**Exercise prompt:** Give the number of lines that include the string "года", nothing more.

[Stored entries]
==========
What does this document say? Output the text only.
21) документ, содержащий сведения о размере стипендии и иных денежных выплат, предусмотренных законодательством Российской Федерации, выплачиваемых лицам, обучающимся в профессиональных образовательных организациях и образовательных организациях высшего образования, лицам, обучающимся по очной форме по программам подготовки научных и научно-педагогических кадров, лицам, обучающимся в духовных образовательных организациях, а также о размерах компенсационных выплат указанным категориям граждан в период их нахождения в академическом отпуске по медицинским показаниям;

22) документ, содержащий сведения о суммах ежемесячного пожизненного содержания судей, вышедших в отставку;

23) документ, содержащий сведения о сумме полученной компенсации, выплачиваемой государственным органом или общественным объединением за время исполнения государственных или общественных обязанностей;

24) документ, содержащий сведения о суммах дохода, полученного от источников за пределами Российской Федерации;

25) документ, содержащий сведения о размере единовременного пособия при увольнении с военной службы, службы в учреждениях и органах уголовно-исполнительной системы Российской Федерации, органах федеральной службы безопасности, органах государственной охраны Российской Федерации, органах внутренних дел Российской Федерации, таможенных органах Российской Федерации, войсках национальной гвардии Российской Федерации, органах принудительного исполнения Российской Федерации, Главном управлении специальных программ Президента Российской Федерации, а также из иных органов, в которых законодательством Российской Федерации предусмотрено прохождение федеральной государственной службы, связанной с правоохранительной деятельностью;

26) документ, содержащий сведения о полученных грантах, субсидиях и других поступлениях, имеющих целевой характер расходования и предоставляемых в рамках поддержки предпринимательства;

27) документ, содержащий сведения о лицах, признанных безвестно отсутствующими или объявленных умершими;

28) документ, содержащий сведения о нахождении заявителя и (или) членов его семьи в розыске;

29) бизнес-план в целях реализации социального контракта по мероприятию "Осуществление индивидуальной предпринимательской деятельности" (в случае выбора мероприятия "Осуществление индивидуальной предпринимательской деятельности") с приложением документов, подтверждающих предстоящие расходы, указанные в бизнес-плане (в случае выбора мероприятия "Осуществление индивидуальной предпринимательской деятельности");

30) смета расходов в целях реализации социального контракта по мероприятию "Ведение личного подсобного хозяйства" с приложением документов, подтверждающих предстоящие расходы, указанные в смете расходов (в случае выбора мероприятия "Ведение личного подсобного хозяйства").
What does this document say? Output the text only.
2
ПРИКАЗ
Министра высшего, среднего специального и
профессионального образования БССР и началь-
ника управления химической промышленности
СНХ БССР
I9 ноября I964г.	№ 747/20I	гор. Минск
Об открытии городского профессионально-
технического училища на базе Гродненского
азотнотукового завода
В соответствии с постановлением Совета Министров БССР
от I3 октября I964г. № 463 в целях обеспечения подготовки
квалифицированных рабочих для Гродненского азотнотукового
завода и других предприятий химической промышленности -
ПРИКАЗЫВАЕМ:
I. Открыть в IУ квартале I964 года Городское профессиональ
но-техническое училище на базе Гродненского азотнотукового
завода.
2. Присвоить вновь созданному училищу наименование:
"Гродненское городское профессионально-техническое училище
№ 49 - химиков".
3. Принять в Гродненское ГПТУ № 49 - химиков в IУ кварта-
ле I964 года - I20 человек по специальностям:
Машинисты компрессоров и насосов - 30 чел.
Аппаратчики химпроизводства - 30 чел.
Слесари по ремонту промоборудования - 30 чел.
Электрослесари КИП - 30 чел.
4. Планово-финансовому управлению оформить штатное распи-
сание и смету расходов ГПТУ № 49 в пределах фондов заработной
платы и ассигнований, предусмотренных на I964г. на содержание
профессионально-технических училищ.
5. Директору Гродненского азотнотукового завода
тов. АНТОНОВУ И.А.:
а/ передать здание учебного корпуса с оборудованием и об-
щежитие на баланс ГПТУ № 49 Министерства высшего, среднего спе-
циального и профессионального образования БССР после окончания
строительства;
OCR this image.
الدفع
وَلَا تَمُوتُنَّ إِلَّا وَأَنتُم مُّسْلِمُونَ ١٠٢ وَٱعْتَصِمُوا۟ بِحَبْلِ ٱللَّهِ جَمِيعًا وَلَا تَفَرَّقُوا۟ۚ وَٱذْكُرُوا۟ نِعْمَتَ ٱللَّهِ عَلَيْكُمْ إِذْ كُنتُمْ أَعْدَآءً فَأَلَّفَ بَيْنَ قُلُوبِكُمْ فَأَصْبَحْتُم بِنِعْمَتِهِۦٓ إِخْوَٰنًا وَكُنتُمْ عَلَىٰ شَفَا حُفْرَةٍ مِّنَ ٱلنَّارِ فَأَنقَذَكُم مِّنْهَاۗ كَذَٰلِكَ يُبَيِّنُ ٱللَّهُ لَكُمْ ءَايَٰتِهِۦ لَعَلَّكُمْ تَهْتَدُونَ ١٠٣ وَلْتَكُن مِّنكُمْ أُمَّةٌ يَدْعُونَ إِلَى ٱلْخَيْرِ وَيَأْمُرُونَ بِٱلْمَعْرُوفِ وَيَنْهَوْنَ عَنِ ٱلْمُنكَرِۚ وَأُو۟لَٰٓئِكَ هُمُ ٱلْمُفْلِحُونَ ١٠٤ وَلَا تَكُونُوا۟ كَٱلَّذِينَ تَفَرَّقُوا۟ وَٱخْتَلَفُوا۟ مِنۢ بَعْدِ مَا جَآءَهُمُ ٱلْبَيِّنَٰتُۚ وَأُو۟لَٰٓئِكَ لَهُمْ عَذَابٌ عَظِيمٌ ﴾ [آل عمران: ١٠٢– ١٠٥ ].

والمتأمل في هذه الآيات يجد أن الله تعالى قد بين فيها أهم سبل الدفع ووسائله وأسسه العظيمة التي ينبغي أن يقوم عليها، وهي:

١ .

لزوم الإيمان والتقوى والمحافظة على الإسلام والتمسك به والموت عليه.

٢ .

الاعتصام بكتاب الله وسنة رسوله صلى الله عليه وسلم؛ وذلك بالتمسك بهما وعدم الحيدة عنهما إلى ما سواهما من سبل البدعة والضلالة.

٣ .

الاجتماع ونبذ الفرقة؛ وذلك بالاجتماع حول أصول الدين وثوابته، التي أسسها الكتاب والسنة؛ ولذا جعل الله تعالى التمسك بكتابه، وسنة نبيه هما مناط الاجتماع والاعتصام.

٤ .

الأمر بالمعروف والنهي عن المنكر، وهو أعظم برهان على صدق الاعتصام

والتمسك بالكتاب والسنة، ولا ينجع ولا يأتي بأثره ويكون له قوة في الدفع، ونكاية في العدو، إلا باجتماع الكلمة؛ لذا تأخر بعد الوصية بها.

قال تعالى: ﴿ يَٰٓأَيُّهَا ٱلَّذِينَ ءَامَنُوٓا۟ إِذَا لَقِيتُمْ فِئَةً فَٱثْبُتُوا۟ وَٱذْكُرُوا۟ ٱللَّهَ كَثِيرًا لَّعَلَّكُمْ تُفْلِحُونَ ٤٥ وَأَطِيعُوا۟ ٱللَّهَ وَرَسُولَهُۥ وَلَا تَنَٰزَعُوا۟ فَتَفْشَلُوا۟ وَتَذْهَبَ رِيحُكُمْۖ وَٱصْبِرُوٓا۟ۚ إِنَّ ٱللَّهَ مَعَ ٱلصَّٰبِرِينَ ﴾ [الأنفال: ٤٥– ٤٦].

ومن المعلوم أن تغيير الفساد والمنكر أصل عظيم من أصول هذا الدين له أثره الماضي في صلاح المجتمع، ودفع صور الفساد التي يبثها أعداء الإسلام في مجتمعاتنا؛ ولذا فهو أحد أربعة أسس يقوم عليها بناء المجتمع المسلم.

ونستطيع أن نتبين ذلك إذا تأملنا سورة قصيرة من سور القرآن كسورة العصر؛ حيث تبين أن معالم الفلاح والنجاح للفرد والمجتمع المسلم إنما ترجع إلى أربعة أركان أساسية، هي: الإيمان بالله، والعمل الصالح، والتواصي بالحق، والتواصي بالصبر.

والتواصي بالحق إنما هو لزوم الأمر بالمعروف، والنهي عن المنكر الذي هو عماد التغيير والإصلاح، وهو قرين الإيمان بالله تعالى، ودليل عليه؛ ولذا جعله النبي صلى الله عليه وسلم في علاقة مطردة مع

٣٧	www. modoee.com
==========
**Task solution:** 2